Is It Too Soon to Predict an End to Cervical Cancer? 

Anna Sayburn


February 26, 2020

In January, Professor Peter Johnson, NHS England's national clinical director for cancer, told The Guardian : "we hope that cervical cancer can be eliminated altogether by the NHS in England".

But despite these hopes, rates of new cases of cervical cancer in the UK have barely budged in a decade, at around 2500 a year. Cervical cancer screening is taken up by less than 75% of eligible women in the UK, and rates are much lower in other countries, even where screening programmes are provided.

Scares about vaccine safety have slowed or stalled uptake in some countries, while the cost of the vaccine remains a barrier for others. And in January, public health researchers in the UK questioned whether evidence for vaccine efficacy was really as good as claimed.

So is it too early to talk about eliminating cervical cancer, in the UK or worldwide? And does talk of elimination encourage complacency towards the disease?

We looked at the evidence and talked to experts, to find out.

What Do We Mean by Elimination of Cervical Cancer?

Confusingly, elimination does not mean getting rid of cervical cancer altogether. This year, the WHO (World Health Organisation) is expected to agree a draft global strategy for 'eliminating cervical cancer as a public health problem' within this century. This would require all countries reaching an incidence rate of less than four cases per 100,000 women.

"There are other cancer types that are at that level and we talk about them being rare cancers, because they do still exist," said Karis Betts, health information officer at Cancer Research UK (CRUK).

There were 2591 new cases of cervical cancer in the UK in 2017, making it already one of the less common UK cancers. The rate dropped in the early 1990s but has not changed significantly since 2010.

The WHO strategy says that, to achieve the elimination goal, each country should:

  • Vaccinate 90% of girls against HPV by age 15

  • Screen 70% of women with high-precision tests at 35 and 45 years

  • Treat 90% of precancerous lesions and invasive cancer cases

The strategy assumes that HPV vaccination is both effective against HPV itself and efficacious in preventing cervical cancer.

How Protective is HPV Vaccine Against HPV?

The vaccine currently used in the UK, Gardasil (Merck Sharp & Dohme), offers protection against two strains of HPV (16 and 18) which are thought to cause around 70% of cases of cervical cancer in the UK. It also protects against strains that cause genital warts.

• DATA EXTRACT:
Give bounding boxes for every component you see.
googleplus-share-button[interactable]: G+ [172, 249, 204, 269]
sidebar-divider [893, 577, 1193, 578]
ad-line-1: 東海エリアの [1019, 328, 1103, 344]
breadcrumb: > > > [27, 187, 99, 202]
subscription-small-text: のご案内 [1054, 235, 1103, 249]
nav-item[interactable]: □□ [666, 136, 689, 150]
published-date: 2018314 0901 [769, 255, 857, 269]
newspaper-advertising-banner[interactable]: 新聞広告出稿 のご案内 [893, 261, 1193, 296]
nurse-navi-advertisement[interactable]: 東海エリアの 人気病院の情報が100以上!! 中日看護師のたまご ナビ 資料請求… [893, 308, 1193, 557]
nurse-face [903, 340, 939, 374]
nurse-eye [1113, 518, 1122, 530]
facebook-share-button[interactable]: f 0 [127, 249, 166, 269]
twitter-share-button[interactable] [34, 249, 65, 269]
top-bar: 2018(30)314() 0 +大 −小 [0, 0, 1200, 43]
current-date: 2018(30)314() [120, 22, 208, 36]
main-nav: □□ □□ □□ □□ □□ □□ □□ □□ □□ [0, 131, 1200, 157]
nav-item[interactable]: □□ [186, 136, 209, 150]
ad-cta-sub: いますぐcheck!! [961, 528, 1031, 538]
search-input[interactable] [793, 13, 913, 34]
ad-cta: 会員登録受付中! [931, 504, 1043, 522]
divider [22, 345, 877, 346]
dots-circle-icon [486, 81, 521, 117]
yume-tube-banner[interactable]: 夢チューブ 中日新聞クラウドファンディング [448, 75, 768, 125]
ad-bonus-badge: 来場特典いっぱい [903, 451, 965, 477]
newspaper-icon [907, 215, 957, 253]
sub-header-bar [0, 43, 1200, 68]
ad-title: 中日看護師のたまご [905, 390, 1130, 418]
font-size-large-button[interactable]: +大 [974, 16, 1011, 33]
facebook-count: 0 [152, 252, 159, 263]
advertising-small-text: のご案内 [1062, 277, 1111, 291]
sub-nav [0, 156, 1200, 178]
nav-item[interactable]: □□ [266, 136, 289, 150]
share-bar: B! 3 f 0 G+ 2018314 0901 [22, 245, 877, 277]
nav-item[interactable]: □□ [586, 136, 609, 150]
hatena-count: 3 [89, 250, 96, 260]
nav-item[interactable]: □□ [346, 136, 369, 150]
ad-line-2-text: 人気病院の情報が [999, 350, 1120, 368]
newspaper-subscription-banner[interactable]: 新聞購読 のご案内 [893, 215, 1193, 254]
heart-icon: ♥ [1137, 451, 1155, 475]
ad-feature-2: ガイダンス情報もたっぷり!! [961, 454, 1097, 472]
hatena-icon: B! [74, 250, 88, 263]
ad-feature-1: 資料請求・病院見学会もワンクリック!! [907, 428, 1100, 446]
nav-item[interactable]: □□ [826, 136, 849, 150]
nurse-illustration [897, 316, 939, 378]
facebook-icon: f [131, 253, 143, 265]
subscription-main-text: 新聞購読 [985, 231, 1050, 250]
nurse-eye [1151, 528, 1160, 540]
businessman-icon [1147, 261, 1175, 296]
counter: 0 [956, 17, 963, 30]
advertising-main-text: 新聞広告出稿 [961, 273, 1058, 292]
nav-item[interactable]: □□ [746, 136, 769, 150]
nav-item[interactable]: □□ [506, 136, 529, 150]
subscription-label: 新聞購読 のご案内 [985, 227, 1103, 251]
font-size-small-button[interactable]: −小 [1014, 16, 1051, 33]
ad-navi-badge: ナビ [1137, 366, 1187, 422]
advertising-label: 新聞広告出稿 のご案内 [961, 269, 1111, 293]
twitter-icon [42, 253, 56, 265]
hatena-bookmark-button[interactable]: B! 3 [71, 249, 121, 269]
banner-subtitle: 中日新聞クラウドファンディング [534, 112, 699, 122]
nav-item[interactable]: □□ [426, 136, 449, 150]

• EXERCISE INSTRUCTIONS:
1. From the cervical cancer article, list the targets the WHO strategy says each country should meet to achieve elimination.
2. According to the cervical cancer article, why does "elimination" not mean getting rid of cervical cancer altogether?
3. Continue the cervical cancer article from where it stops.
The listing has no connection to the cervical cancer article.

• ANSWER SET:
1.
- Vaccinate 90% of girls against HPV by age 15
- Screen 70% of women with high-precision tests at 35 and 45 years
- Treat 90% of precancerous lesions and invasive cancer cases

2. The WHO goal is to eliminate cervical cancer "as a public health problem," which means every country reaching fewer than four cases per 100,000 women. Cancers at that level still exist and are described as rare rather than gone.

3.
Initial figures in England are encouraging. Public Health England (PHE) has carried out HPV surveillance testing of women aged 16 to 24 attending clinics for chlamydia screening since before the national HPV vaccination programme began. For the age group who were offered the vaccine at age 12 to 13, the prevalence of HPV strains 16 and 18 dropped from over 15% to less than 2%, with no HPV16/18 infections picked up in 16 to 18 year olds in 2018, the most recent year for which figures are available.

And a systematic review published in the Lancet last year found equivalent results in other countries. "After 5–8 years of vaccination, the prevalence of HPV 16 and 18 decreased significantly by 83% among girls aged 13–19 years, and decreased significantly by 66%  among women aged 20–24 years," it reports.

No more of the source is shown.